Exercise brief - Without the images, print all the entries below exactly as given.

(Collected data entries)

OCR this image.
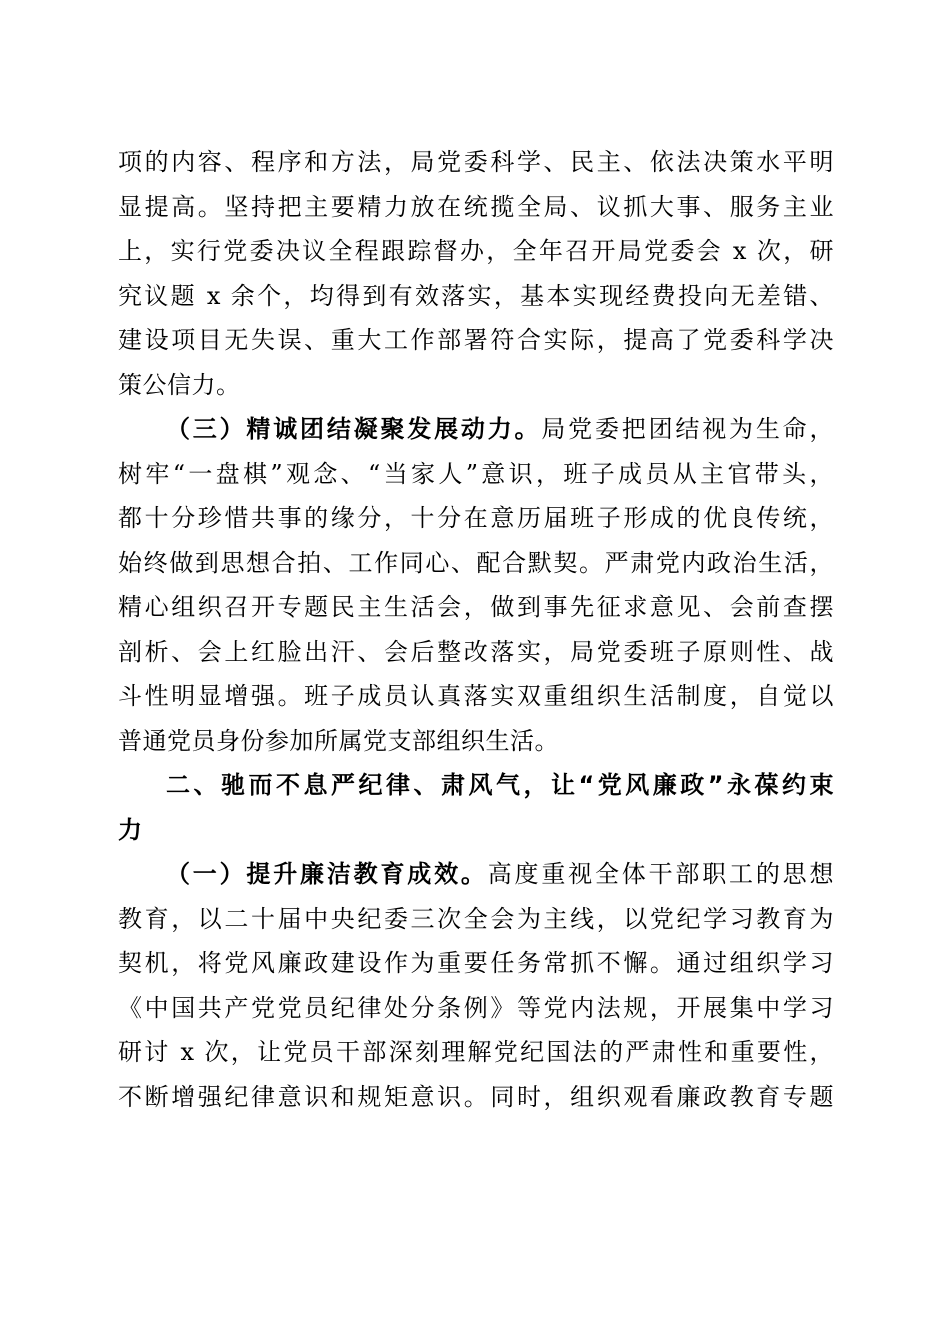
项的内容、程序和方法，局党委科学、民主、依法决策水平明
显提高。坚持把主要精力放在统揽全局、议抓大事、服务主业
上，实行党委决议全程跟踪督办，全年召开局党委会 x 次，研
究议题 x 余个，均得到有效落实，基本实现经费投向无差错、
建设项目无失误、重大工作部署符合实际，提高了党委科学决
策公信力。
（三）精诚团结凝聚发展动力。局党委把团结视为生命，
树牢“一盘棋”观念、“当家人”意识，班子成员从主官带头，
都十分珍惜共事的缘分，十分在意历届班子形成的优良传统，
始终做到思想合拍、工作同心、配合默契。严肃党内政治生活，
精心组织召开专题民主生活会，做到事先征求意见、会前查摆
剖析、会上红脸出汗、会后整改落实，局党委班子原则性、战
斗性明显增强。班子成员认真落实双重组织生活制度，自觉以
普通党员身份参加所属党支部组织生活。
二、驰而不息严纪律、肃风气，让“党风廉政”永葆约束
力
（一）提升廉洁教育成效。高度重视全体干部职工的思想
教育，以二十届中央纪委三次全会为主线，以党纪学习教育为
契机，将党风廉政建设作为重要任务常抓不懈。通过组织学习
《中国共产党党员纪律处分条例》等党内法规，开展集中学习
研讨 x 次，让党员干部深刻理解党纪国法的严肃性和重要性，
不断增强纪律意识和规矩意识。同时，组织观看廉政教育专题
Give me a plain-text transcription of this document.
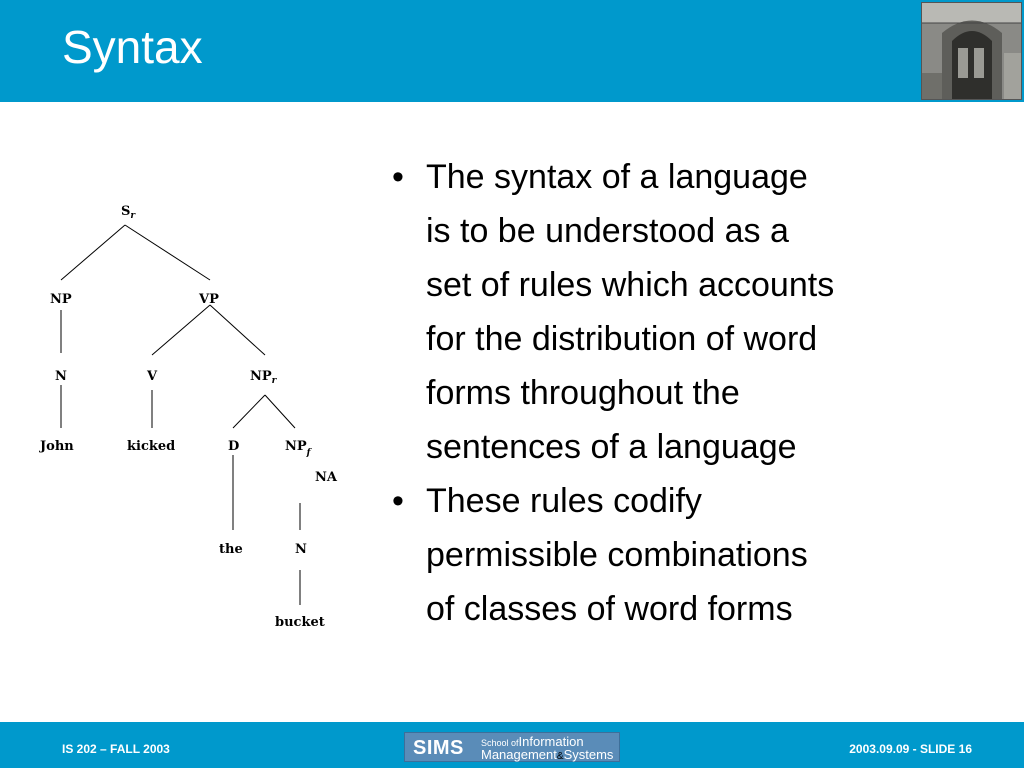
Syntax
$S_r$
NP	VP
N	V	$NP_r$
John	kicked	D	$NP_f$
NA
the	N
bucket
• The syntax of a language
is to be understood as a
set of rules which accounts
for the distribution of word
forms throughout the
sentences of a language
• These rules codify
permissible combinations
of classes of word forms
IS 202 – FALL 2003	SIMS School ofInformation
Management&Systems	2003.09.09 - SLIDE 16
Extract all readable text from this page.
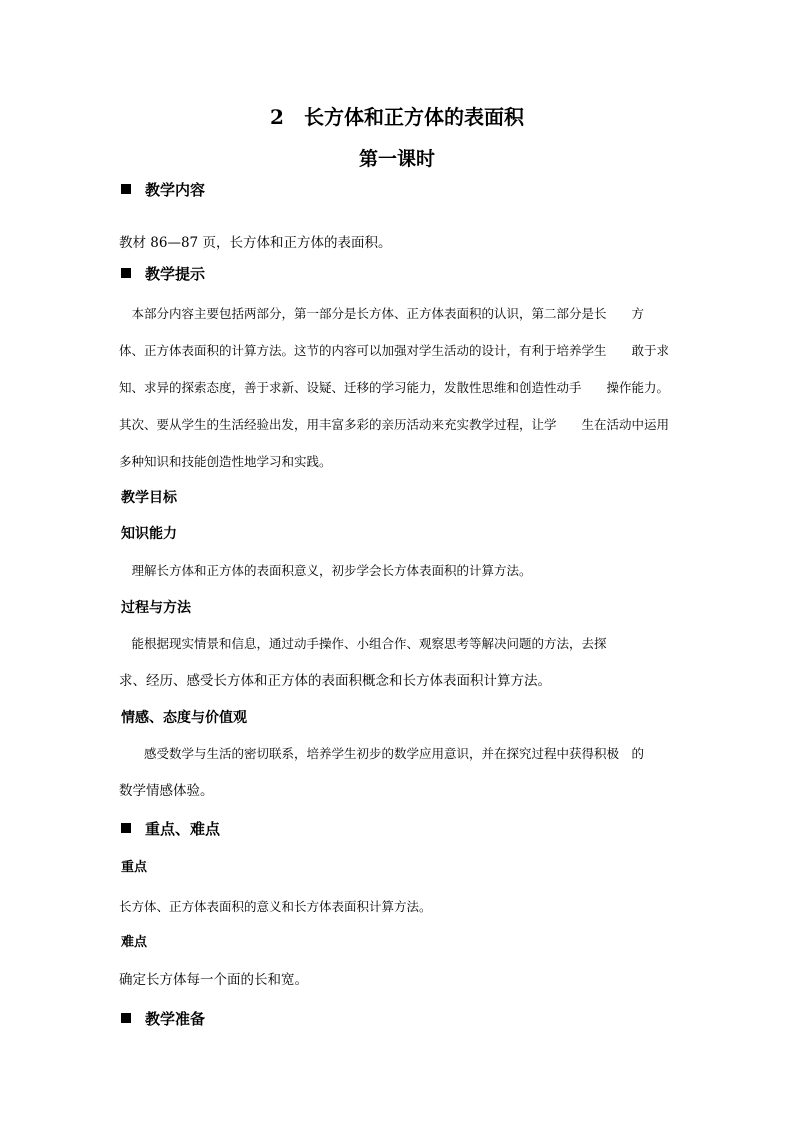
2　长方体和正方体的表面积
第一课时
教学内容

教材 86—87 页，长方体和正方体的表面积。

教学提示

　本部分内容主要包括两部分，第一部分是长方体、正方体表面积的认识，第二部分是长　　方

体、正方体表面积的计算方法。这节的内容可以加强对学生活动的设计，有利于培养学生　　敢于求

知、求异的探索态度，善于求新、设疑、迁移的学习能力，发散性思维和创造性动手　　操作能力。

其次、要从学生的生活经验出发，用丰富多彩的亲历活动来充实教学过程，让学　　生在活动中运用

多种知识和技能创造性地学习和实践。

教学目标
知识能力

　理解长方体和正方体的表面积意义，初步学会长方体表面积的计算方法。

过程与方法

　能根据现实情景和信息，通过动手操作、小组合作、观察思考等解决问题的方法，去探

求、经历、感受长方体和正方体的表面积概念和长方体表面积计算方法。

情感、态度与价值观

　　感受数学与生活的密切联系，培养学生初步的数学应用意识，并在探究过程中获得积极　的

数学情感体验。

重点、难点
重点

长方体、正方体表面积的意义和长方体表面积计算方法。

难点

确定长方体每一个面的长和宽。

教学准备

The result -
OCR this image.
项的内容、程序和方法，局党委科学、民主、依法决策水平明
显提高。坚持把主要精力放在统揽全局、议抓大事、服务主业
上，实行党委决议全程跟踪督办，全年召开局党委会 x 次，研
究议题 x 余个，均得到有效落实，基本实现经费投向无差错、
建设项目无失误、重大工作部署符合实际，提高了党委科学决
策公信力。
（三）精诚团结凝聚发展动力。局党委把团结视为生命，
树牢“一盘棋”观念、“当家人”意识，班子成员从主官带头，
都十分珍惜共事的缘分，十分在意历届班子形成的优良传统，
始终做到思想合拍、工作同心、配合默契。严肃党内政治生活，
精心组织召开专题民主生活会，做到事先征求意见、会前查摆
剖析、会上红脸出汗、会后整改落实，局党委班子原则性、战
斗性明显增强。班子成员认真落实双重组织生活制度，自觉以
普通党员身份参加所属党支部组织生活。
二、驰而不息严纪律、肃风气，让“党风廉政”永葆约束
力
（一）提升廉洁教育成效。高度重视全体干部职工的思想
教育，以二十届中央纪委三次全会为主线，以党纪学习教育为
契机，将党风廉政建设作为重要任务常抓不懈。通过组织学习
《中国共产党党员纪律处分条例》等党内法规，开展集中学习
研讨 x 次，让党员干部深刻理解党纪国法的严肃性和重要性，
不断增强纪律意识和规矩意识。同时，组织观看廉政教育专题
Give me a plain-text transcription of this document.
Syntax
$S_r$
NP	VP
N	V	$NP_r$
John	kicked	D	$NP_f$
NA
the	N
bucket
• The syntax of a language
is to be understood as a
set of rules which accounts
for the distribution of word
forms throughout the
sentences of a language
• These rules codify
permissible combinations
of classes of word forms
IS 202 – FALL 2003	SIMS School ofInformation
Management&Systems	2003.09.09 - SLIDE 16
Extract all readable text from this page.
2　长方体和正方体的表面积
第一课时
教学内容

教材 86—87 页，长方体和正方体的表面积。

教学提示

　本部分内容主要包括两部分，第一部分是长方体、正方体表面积的认识，第二部分是长　　方

体、正方体表面积的计算方法。这节的内容可以加强对学生活动的设计，有利于培养学生　　敢于求

知、求异的探索态度，善于求新、设疑、迁移的学习能力，发散性思维和创造性动手　　操作能力。

其次、要从学生的生活经验出发，用丰富多彩的亲历活动来充实教学过程，让学　　生在活动中运用

多种知识和技能创造性地学习和实践。

教学目标
知识能力

　理解长方体和正方体的表面积意义，初步学会长方体表面积的计算方法。

过程与方法

　能根据现实情景和信息，通过动手操作、小组合作、观察思考等解决问题的方法，去探

求、经历、感受长方体和正方体的表面积概念和长方体表面积计算方法。

情感、态度与价值观

　　感受数学与生活的密切联系，培养学生初步的数学应用意识，并在探究过程中获得积极　的

数学情感体验。

重点、难点
重点

长方体、正方体表面积的意义和长方体表面积计算方法。

难点

确定长方体每一个面的长和宽。

教学准备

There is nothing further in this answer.